▶ Written task
Select from the data all lines with the word "that".

▶ Extracted information
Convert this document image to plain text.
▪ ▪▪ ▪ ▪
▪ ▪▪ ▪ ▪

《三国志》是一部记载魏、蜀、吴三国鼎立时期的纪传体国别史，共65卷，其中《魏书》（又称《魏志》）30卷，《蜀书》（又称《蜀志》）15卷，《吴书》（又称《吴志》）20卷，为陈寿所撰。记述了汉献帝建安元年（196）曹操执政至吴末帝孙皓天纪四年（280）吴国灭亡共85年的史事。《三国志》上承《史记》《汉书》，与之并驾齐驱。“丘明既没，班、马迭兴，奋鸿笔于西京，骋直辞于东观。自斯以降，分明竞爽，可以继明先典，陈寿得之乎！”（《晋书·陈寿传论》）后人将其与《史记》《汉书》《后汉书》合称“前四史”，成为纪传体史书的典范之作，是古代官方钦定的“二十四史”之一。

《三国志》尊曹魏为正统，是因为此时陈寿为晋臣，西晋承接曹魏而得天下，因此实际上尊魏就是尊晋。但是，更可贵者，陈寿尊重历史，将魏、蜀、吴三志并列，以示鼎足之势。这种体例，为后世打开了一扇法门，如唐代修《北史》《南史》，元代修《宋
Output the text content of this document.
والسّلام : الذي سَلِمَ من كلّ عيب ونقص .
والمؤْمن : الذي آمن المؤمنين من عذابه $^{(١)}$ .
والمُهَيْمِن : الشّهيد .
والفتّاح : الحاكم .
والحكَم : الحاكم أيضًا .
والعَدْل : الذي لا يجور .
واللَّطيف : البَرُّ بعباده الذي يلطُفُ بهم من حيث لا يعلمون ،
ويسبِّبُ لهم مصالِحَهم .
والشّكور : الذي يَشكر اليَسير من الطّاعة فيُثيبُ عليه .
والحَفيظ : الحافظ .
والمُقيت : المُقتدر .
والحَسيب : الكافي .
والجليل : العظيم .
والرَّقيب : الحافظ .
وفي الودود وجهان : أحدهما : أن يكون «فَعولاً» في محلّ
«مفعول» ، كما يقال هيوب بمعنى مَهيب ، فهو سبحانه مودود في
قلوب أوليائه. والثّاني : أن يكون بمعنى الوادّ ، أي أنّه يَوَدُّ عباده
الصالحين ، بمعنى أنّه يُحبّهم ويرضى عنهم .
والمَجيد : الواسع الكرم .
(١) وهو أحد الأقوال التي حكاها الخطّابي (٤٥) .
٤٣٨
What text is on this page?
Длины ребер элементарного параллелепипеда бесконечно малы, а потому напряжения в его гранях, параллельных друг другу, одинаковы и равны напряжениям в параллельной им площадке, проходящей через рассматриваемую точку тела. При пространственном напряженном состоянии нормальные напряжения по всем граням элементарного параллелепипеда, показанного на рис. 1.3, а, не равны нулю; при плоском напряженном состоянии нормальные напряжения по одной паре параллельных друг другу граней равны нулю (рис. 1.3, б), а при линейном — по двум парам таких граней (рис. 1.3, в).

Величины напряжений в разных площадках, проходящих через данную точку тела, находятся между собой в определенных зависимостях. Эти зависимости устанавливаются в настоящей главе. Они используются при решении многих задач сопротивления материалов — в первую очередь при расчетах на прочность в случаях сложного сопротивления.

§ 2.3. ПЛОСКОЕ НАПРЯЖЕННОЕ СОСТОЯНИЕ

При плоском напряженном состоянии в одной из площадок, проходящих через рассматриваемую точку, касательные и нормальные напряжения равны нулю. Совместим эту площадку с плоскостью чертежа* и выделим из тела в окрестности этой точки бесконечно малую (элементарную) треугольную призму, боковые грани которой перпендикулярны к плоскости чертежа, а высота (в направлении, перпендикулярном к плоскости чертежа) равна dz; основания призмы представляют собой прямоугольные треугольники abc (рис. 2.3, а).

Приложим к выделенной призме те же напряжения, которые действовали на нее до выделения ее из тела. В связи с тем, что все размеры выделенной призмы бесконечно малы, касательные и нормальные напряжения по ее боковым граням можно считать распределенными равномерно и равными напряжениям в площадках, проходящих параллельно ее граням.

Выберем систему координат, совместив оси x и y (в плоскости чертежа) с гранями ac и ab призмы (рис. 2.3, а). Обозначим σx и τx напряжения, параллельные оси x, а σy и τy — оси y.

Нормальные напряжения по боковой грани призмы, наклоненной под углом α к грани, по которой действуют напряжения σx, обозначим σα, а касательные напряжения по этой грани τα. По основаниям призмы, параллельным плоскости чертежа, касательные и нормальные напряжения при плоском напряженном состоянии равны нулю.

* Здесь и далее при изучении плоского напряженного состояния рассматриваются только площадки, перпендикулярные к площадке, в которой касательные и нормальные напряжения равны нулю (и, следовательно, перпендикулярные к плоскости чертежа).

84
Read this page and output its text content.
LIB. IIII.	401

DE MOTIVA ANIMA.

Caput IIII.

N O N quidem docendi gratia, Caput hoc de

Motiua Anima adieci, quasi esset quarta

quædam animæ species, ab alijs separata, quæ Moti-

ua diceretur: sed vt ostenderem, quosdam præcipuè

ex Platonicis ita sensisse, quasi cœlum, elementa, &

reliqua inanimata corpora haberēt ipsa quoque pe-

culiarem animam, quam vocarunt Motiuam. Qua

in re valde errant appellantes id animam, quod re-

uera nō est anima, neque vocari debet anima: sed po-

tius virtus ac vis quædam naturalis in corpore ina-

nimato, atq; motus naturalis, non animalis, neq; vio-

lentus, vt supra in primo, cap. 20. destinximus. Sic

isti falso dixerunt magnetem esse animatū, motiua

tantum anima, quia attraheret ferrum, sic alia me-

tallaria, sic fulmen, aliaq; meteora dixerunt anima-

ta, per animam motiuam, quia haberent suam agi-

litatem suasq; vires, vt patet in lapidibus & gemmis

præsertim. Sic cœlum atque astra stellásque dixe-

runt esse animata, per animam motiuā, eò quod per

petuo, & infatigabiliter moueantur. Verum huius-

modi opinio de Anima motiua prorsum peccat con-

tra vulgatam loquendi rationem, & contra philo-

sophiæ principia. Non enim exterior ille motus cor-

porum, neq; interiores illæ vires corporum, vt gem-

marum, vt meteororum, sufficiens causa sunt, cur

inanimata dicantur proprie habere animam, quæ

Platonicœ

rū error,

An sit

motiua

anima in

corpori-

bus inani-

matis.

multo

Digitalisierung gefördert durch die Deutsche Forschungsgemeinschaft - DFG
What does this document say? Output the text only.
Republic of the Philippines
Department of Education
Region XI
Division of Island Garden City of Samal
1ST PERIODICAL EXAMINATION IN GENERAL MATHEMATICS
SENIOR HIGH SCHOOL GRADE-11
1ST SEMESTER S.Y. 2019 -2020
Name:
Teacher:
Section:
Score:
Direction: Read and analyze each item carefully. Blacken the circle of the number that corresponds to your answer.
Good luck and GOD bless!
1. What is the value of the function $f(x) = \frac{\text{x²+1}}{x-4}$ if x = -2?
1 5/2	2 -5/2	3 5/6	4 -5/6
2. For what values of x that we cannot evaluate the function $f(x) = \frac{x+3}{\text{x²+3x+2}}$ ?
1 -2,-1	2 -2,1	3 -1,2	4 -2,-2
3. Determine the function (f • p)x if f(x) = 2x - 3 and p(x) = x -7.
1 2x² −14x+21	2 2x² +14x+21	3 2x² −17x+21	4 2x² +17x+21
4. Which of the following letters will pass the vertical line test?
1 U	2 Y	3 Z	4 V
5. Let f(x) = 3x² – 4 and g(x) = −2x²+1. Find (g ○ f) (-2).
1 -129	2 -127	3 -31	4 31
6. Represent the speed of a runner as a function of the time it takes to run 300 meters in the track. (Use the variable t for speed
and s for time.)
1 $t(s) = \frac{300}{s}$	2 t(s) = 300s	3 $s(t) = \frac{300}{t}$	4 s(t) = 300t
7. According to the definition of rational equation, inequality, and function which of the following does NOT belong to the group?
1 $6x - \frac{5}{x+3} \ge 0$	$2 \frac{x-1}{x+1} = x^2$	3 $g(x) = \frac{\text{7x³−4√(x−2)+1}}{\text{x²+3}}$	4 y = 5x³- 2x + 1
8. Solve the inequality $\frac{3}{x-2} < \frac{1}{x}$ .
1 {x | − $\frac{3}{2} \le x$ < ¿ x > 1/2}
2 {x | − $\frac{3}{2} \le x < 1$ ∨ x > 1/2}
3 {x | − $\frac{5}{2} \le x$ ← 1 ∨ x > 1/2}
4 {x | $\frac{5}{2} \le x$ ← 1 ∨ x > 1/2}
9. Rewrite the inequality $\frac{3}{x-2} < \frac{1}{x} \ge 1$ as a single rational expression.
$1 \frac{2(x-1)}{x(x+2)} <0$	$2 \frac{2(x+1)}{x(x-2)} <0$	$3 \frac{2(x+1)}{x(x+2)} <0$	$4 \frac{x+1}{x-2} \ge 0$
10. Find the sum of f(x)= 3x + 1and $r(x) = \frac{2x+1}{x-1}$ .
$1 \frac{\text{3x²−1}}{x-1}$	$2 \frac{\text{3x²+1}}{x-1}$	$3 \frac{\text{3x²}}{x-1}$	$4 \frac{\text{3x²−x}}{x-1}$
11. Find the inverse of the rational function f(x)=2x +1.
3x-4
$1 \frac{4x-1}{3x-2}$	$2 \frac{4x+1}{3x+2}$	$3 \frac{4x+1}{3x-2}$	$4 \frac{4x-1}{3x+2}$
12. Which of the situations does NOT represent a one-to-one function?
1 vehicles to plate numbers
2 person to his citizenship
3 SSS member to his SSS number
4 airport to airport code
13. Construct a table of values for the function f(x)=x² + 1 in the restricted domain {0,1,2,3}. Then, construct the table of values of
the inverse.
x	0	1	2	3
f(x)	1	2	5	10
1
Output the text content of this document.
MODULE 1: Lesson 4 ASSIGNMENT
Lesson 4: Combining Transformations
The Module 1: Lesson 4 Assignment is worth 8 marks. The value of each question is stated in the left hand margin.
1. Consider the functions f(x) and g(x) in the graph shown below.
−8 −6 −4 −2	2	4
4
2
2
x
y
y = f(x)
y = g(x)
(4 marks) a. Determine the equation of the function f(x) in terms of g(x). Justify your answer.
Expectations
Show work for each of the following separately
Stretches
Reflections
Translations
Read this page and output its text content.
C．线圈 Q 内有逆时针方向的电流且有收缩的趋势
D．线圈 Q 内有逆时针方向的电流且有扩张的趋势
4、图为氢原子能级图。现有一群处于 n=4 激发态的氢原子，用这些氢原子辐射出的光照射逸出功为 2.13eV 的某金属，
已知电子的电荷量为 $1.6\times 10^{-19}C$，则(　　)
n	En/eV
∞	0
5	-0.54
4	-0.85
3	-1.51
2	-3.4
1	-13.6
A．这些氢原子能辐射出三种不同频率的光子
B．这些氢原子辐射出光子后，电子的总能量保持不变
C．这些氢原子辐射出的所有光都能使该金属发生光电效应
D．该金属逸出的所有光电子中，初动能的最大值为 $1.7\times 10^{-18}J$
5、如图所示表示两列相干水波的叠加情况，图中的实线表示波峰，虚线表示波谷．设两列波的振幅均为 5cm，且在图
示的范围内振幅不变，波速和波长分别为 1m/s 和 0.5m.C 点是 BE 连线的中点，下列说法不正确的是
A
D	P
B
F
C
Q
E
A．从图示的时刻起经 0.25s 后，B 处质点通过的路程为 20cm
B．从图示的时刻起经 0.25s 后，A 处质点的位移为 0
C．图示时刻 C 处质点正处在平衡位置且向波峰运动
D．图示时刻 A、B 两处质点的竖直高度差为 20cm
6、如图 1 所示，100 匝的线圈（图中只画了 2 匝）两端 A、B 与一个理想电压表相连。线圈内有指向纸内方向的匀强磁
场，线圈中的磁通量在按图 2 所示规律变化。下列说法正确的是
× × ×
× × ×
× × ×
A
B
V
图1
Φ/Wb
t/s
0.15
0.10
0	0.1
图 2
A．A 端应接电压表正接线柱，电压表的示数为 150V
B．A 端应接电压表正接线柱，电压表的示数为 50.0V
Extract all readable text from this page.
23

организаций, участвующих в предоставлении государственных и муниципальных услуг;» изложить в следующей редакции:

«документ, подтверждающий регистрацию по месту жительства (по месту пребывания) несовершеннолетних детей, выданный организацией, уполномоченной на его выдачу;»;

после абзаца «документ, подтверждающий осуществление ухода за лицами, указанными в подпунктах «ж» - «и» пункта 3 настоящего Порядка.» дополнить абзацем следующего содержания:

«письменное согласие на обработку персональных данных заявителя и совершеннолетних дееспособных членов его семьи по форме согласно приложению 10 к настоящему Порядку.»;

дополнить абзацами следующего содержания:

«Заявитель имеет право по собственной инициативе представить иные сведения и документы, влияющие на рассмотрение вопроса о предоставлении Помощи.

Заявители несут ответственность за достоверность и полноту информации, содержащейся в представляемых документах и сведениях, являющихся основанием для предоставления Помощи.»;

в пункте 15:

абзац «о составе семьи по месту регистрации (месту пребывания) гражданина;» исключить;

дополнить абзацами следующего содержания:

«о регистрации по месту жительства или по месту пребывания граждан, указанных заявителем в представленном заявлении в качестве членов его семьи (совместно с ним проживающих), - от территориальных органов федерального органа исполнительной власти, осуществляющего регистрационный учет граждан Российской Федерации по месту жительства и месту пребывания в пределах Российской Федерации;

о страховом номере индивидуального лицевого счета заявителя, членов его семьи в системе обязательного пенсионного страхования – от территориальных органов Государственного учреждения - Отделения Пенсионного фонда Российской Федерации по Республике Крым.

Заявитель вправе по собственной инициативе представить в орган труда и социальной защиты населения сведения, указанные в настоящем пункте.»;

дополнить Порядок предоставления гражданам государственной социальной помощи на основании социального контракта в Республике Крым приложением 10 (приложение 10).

▶ Answer to the task
Direction: Read and analyze each item carefully. Blacken the circle of the number that corresponds to your answer.
2. For what values of x that we cannot evaluate the function $f(x) = \frac{x+3}{\text{x²+3x+2}}$ ?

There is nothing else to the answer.